Set exercise:
Could you extract every entry below and reproduce it exactly?

Data rows:
>> begin

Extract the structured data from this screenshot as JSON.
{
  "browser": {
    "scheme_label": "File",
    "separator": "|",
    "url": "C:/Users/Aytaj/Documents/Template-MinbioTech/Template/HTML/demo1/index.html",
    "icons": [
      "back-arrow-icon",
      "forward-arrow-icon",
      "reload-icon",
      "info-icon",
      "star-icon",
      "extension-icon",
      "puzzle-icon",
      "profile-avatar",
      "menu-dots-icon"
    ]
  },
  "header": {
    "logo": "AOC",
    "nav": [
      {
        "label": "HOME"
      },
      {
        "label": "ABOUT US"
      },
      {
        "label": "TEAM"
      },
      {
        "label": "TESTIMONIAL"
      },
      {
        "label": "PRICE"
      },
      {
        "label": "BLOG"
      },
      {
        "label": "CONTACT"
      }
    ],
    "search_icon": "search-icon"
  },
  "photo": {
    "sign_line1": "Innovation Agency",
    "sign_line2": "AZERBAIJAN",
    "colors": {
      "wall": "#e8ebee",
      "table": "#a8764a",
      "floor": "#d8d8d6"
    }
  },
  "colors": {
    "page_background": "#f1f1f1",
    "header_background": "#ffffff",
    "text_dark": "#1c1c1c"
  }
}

>> end

Finished answer:
Extract the structured data from this screenshot as JSON.
{
  "browser": {
    "scheme_label": "File",
    "separator": "|",
    "url": "C:/Users/Aytaj/Documents/Template-MinbioTech/Template/HTML/demo1/index.html",
    "icons": [
      "back-arrow-icon",
      "forward-arrow-icon",
      "reload-icon",
      "info-icon",
      "star-icon",
      "extension-icon",
      "puzzle-icon",
      "profile-avatar",
      "menu-dots-icon"
    ]
  },
  "header": {
    "logo": "AOC",
    "nav": [
      {
        "label": "HOME"
      },
      {
        "label": "ABOUT US"
      },
      {
        "label": "TEAM"
      },
      {
        "label": "TESTIMONIAL"
      },
      {
        "label": "PRICE"
      },
      {
        "label": "BLOG"
      },
      {
        "label": "CONTACT"
      }
    ],
    "search_icon": "search-icon"
  },
  "photo": {
    "sign_line1": "Innovation Agency",
    "sign_line2": "AZERBAIJAN",
    "colors": {
      "wall": "#e8ebee",
      "table": "#a8764a",
      "floor": "#d8d8d6"
    }
  },
  "colors": {
    "page_background": "#f1f1f1",
    "header_background": "#ffffff",
    "text_dark": "#1c1c1c"
  }
}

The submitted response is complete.